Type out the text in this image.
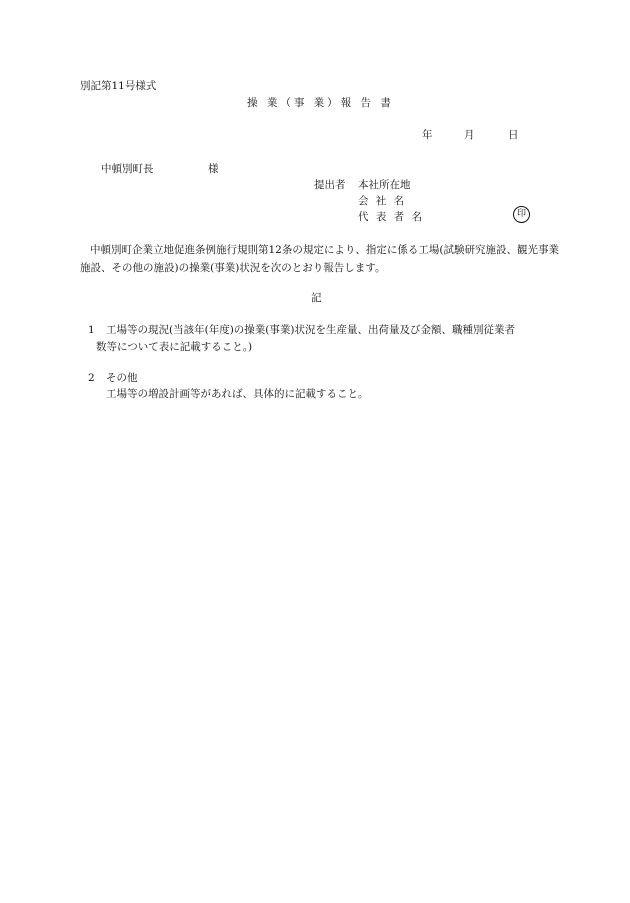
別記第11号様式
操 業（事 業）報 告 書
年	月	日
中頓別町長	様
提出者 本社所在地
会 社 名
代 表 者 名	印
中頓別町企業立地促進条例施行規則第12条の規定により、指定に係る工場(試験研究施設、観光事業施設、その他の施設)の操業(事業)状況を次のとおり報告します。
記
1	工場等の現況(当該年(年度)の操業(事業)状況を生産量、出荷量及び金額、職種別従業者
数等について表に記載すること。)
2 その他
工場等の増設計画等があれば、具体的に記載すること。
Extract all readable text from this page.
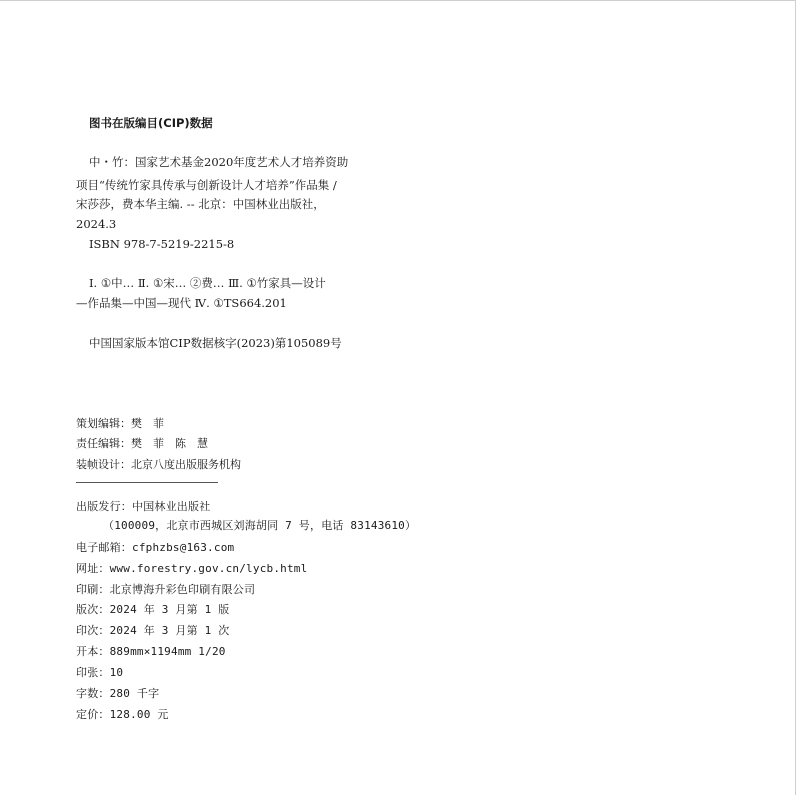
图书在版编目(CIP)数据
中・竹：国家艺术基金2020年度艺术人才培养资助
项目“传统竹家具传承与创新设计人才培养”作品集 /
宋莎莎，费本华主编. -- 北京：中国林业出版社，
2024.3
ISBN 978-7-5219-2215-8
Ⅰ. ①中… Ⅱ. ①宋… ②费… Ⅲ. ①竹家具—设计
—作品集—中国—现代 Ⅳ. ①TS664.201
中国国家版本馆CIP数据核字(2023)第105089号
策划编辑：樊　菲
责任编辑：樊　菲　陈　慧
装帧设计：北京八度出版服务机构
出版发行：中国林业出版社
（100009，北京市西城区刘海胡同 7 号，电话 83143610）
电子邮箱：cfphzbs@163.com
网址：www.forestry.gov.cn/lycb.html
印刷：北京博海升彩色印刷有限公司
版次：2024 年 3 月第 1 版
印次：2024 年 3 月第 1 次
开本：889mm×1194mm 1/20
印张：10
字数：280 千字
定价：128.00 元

● CHALLENGE
Only the lines from the line bearing "Extract all readable text from this page." to the end of the listing above, both inclusive, should be extracted verbatim; the pictures are excluded.

● RESULT OF THIS TASK
Extract all readable text from this page.
图书在版编目(CIP)数据
中・竹：国家艺术基金2020年度艺术人才培养资助
项目“传统竹家具传承与创新设计人才培养”作品集 /
宋莎莎，费本华主编. -- 北京：中国林业出版社，
2024.3
ISBN 978-7-5219-2215-8
Ⅰ. ①中… Ⅱ. ①宋… ②费… Ⅲ. ①竹家具—设计
—作品集—中国—现代 Ⅳ. ①TS664.201
中国国家版本馆CIP数据核字(2023)第105089号
策划编辑：樊　菲
责任编辑：樊　菲　陈　慧
装帧设计：北京八度出版服务机构
出版发行：中国林业出版社
（100009，北京市西城区刘海胡同 7 号，电话 83143610）
电子邮箱：cfphzbs@163.com
网址：www.forestry.gov.cn/lycb.html
印刷：北京博海升彩色印刷有限公司
版次：2024 年 3 月第 1 版
印次：2024 年 3 月第 1 次
开本：889mm×1194mm 1/20
印张：10
字数：280 千字
定价：128.00 元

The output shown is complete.